REQUIREMENT
Using the data beneath, show every line that includes the word "shown".

SUPPLIED ENTRIES
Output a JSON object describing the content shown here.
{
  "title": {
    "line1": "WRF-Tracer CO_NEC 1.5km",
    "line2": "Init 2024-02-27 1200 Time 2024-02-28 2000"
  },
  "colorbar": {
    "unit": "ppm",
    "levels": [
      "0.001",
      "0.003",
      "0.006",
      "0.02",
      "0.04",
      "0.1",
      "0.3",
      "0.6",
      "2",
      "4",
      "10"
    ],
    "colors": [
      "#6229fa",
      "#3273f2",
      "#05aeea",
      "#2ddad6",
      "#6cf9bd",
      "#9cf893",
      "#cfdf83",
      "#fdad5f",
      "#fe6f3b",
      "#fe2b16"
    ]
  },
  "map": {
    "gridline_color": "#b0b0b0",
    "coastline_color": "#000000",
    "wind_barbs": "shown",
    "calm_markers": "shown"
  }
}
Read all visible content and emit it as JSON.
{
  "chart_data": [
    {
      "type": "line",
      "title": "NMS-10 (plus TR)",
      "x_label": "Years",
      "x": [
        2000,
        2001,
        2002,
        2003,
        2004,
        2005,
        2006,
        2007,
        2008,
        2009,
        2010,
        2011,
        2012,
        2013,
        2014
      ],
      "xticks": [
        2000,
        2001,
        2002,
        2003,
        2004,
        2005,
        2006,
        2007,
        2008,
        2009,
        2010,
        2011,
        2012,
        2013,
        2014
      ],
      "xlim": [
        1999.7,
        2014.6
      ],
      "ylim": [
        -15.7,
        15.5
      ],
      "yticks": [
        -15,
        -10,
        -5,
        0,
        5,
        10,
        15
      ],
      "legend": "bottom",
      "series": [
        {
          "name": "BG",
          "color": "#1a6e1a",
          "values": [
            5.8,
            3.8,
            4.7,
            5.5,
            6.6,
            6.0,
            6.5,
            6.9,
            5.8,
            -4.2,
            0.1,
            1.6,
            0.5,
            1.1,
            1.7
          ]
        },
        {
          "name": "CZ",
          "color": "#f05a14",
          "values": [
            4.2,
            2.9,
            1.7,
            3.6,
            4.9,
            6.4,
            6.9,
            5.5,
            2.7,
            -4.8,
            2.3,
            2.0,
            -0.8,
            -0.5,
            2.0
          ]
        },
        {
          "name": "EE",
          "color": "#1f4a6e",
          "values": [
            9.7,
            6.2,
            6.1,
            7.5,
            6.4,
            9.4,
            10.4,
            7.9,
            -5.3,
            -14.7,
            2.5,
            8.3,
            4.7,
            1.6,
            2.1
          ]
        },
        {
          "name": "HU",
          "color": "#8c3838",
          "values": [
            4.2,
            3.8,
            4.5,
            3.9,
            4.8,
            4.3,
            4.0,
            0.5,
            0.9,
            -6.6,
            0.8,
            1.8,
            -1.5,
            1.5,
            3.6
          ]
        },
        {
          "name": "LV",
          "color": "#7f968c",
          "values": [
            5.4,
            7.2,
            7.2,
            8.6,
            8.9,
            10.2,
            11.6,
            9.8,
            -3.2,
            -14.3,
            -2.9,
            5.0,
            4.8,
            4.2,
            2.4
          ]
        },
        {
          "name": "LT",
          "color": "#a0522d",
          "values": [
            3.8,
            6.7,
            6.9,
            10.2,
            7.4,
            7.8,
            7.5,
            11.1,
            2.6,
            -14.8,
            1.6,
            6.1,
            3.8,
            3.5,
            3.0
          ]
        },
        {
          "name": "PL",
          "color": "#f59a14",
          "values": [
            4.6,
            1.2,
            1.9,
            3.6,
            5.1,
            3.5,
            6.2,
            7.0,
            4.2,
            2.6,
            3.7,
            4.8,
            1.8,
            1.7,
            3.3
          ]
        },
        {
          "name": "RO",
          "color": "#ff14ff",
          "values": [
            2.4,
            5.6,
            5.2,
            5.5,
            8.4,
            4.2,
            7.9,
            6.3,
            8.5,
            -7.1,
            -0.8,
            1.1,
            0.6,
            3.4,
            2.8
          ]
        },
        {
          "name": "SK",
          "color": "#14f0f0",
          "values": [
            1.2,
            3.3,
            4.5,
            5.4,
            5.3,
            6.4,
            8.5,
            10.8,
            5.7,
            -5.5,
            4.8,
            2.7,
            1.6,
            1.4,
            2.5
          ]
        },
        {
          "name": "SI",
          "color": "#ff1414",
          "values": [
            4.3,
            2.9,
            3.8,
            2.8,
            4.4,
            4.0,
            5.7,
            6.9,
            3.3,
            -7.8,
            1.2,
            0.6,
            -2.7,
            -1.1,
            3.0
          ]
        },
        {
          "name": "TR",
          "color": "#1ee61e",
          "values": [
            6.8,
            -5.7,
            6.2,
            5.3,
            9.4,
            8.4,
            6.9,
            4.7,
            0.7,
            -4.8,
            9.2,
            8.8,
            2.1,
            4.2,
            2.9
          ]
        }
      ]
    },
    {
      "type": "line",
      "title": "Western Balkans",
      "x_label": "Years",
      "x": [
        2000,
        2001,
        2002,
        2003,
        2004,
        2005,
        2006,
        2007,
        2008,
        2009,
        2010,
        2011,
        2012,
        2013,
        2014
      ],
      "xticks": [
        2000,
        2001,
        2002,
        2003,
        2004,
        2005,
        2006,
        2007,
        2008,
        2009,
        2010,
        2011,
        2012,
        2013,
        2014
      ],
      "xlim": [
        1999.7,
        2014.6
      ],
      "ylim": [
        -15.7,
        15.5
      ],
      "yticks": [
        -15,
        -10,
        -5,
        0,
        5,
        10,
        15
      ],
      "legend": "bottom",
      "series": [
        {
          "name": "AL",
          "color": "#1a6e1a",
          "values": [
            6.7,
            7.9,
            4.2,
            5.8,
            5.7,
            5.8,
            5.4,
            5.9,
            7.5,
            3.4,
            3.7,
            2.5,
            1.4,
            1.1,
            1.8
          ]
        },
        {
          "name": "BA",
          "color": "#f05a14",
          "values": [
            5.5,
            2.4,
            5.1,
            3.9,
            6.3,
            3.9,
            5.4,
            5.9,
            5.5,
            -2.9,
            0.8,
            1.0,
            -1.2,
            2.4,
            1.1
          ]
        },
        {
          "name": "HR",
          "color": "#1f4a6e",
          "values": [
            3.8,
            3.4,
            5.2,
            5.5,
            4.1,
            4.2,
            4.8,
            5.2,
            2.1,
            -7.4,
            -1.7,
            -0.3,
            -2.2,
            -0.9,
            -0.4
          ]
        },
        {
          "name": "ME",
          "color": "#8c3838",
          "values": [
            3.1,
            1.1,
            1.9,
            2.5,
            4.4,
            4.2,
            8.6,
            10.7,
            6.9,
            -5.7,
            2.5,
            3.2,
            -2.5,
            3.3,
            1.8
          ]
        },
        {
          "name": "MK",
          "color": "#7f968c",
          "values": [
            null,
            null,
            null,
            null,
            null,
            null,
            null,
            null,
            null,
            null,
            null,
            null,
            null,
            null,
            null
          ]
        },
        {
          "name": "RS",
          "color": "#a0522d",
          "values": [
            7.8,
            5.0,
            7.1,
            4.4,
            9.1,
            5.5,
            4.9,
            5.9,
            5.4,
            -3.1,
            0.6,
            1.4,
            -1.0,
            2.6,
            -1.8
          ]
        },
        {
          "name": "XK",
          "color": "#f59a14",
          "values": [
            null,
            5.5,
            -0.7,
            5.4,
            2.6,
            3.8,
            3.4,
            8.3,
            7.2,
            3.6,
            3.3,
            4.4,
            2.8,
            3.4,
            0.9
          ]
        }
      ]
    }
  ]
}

OUTPUT BELOW
Output a JSON object describing the content shown here.
    "wind_barbs": "shown",
    "calm_markers": "shown"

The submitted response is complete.